• Task instructions: Copy out every line in the entries below that includes "binder".

• Collection entries:

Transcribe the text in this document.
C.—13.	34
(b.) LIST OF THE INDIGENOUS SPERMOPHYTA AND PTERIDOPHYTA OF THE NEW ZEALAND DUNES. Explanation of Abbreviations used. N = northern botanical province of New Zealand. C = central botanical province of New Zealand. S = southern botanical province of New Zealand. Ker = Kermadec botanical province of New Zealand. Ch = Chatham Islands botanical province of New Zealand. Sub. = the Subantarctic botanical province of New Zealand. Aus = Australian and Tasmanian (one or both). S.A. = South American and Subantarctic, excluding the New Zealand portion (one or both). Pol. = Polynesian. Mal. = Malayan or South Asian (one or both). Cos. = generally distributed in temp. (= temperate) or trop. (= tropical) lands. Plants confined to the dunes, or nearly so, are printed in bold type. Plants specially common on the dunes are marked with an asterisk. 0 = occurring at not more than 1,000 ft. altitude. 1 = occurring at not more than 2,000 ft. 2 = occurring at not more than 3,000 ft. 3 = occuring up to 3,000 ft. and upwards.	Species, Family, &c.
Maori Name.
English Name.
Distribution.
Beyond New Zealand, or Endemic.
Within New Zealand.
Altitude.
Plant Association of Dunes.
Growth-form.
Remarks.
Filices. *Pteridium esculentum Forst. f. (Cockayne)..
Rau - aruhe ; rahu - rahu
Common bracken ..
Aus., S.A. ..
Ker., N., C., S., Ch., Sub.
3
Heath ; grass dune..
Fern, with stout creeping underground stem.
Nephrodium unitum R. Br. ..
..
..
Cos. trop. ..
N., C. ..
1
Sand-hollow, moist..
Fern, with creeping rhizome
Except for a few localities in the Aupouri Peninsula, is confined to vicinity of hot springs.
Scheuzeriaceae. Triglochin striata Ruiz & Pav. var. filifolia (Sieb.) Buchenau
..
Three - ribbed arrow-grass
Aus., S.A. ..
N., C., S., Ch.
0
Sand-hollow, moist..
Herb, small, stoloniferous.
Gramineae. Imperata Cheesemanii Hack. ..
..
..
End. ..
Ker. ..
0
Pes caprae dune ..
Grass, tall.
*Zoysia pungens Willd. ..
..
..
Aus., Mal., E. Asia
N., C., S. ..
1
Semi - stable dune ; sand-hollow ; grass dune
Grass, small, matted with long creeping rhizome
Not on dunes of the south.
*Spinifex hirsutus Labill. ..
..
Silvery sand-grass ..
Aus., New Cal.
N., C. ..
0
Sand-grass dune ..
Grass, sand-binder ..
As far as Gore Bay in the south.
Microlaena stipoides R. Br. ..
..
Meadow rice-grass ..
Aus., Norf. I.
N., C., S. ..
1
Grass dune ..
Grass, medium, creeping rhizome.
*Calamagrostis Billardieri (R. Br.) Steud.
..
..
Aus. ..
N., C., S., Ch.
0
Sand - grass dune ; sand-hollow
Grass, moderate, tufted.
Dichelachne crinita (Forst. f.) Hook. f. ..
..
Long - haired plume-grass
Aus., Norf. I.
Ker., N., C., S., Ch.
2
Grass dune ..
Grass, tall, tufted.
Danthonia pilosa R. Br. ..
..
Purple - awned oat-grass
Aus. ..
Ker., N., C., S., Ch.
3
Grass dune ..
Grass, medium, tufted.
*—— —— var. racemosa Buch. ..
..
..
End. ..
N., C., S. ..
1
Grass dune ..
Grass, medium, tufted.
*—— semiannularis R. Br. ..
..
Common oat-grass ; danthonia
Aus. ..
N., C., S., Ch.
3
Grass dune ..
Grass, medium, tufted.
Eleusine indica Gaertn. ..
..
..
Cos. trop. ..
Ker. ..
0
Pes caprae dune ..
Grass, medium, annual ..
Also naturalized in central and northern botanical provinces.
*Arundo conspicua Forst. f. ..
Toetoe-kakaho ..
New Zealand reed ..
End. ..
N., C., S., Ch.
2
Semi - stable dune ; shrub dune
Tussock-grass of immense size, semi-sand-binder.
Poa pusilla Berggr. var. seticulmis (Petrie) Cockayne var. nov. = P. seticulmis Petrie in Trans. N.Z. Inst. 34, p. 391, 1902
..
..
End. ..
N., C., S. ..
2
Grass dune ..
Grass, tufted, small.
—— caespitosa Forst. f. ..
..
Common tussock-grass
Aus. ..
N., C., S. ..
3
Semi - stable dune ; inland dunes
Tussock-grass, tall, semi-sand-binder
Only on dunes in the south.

• Full output:
Grass, sand-binder ..
Tussock-grass of immense size, semi-sand-binder.
Tussock-grass, tall, semi-sand-binder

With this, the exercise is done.